──────── GIVEN DATA ────────

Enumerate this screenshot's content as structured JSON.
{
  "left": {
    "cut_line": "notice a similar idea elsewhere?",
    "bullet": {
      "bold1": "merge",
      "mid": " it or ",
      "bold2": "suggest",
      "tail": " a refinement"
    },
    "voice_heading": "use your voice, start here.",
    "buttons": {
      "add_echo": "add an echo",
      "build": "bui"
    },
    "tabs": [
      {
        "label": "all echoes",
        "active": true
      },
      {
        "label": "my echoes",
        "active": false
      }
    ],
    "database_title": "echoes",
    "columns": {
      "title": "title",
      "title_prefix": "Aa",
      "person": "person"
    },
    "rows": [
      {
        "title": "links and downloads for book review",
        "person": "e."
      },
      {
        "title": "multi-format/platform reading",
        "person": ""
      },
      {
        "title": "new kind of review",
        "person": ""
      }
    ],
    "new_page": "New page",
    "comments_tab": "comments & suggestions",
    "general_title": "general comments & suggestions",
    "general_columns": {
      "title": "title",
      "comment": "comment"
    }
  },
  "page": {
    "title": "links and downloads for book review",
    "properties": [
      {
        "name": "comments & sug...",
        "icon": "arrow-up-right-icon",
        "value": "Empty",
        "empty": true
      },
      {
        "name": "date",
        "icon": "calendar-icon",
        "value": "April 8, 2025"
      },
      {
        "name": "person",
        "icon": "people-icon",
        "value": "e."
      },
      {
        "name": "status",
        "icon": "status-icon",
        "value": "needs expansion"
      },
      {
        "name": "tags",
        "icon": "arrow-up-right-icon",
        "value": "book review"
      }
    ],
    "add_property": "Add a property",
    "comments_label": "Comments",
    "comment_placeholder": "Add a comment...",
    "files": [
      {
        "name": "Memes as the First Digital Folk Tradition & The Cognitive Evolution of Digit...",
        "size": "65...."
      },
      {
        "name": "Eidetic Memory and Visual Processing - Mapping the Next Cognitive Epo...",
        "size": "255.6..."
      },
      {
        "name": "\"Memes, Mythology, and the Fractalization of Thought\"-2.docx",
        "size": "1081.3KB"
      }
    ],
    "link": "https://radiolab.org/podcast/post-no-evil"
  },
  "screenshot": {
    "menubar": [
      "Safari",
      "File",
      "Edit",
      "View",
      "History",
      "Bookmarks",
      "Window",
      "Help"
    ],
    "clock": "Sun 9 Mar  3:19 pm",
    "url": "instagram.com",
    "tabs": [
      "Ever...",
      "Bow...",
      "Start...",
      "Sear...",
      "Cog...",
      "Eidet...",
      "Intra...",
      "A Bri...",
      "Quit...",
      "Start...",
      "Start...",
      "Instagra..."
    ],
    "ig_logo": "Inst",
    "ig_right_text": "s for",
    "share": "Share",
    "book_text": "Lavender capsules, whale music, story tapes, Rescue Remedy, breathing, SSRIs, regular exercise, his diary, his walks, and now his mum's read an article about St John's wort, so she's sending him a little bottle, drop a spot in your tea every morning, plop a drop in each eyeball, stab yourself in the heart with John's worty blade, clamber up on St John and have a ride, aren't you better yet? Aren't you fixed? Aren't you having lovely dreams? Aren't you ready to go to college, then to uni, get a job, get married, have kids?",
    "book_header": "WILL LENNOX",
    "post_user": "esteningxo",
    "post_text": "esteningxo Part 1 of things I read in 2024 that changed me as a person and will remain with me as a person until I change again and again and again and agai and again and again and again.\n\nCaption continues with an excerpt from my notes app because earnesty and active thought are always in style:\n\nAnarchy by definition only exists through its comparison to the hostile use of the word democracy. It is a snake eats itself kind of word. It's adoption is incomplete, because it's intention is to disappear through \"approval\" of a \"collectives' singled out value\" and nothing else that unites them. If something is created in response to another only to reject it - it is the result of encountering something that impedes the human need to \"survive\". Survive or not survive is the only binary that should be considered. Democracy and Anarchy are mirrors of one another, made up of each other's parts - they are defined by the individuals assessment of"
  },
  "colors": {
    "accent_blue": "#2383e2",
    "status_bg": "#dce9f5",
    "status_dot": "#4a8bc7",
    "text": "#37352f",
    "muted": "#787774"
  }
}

────────

• **TASK DIRECTIONS**
Each line that holds the word "Memes" is to be copied.

• **EXPECTED ANSWER**
        "name": "Memes as the First Digital Folk Tradition & The Cognitive Evolution of Digit...",
        "name": "\"Memes, Mythology, and the Fractalization of Thought\"-2.docx",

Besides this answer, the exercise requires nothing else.